-- Extracted data start --

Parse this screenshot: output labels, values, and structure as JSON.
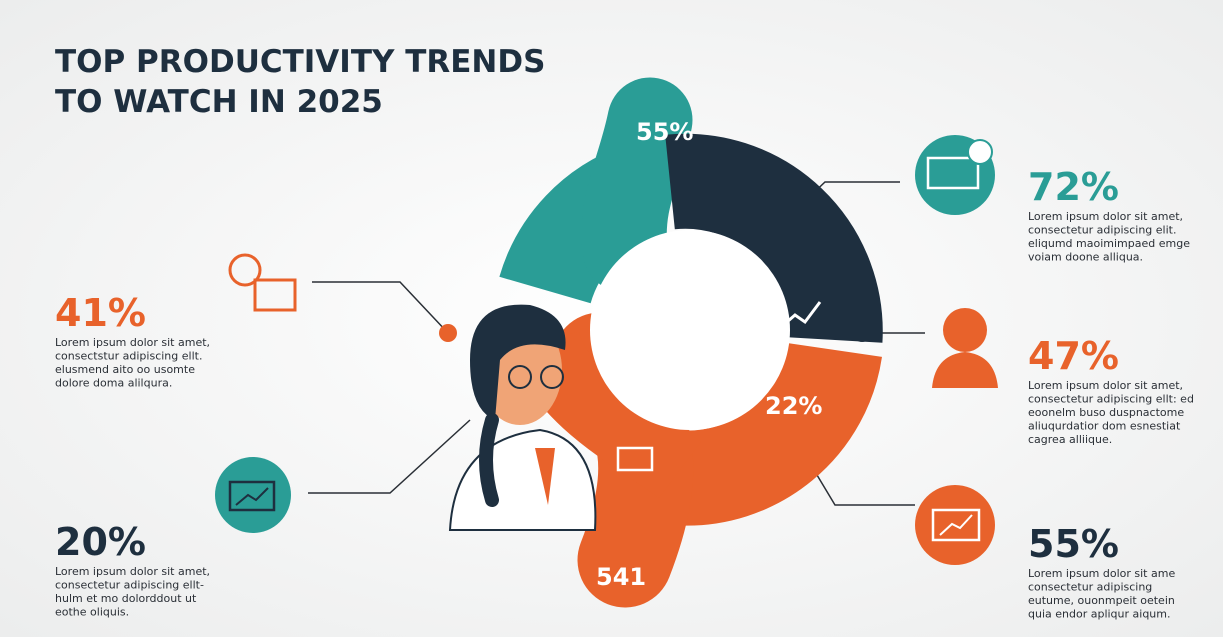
{
  "header": {
    "title": [
      "TOP PRODUCTIVITY TRENDS",
      "TO WATCH IN 2025"
    ]
  },
  "ring": {
    "labels": [
      "55%",
      "22%",
      "541"
    ]
  },
  "stats": [
    {
      "value": "41%",
      "text": [
        "Lorem ipsum dolor sit amet,",
        "consectstur adipiscing ellt.",
        "elusmend aito oo usomte",
        "dolore doma alilqura."
      ]
    },
    {
      "value": "20%",
      "text": [
        "Lorem ipsum dolor sit amet,",
        "consectetur adipiscing ellt-",
        "hulm et mo dolorddout ut",
        "eothe oliquis."
      ]
    },
    {
      "value": "72%",
      "text": [
        "Lorem ipsum dolor sit amet,",
        "consectetur adipiscing elit.",
        "eliqumd maoimimpaed emge",
        "voiam doone alliqua."
      ]
    },
    {
      "value": "47%",
      "text": [
        "Lorem ipsum dolor sit amet,",
        "consectetur adipiscing ellt: ed",
        "eoonelm buso duspnactome",
        "aliuqurdatior dom esnestiat",
        "cagrea alliique."
      ]
    },
    {
      "value": "55%",
      "text": [
        "Lorem ipsum dolor sit ame",
        "consectetur adipiscing",
        "eutume, ouonmpeit oetein",
        "quia endor apliqur aiqum."
      ]
    }
  ]
}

-- Extracted data end --

Take the listing above and print it exactly, apart from the pictures.

### Exercise output:
Parse this screenshot: output labels, values, and structure as JSON.
{
  "header": {
    "title": [
      "TOP PRODUCTIVITY TRENDS",
      "TO WATCH IN 2025"
    ]
  },
  "ring": {
    "labels": [
      "55%",
      "22%",
      "541"
    ]
  },
  "stats": [
    {
      "value": "41%",
      "text": [
        "Lorem ipsum dolor sit amet,",
        "consectstur adipiscing ellt.",
        "elusmend aito oo usomte",
        "dolore doma alilqura."
      ]
    },
    {
      "value": "20%",
      "text": [
        "Lorem ipsum dolor sit amet,",
        "consectetur adipiscing ellt-",
        "hulm et mo dolorddout ut",
        "eothe oliquis."
      ]
    },
    {
      "value": "72%",
      "text": [
        "Lorem ipsum dolor sit amet,",
        "consectetur adipiscing elit.",
        "eliqumd maoimimpaed emge",
        "voiam doone alliqua."
      ]
    },
    {
      "value": "47%",
      "text": [
        "Lorem ipsum dolor sit amet,",
        "consectetur adipiscing ellt: ed",
        "eoonelm buso duspnactome",
        "aliuqurdatior dom esnestiat",
        "cagrea alliique."
      ]
    },
    {
      "value": "55%",
      "text": [
        "Lorem ipsum dolor sit ame",
        "consectetur adipiscing",
        "eutume, ouonmpeit oetein",
        "quia endor apliqur aiqum."
      ]
    }
  ]
}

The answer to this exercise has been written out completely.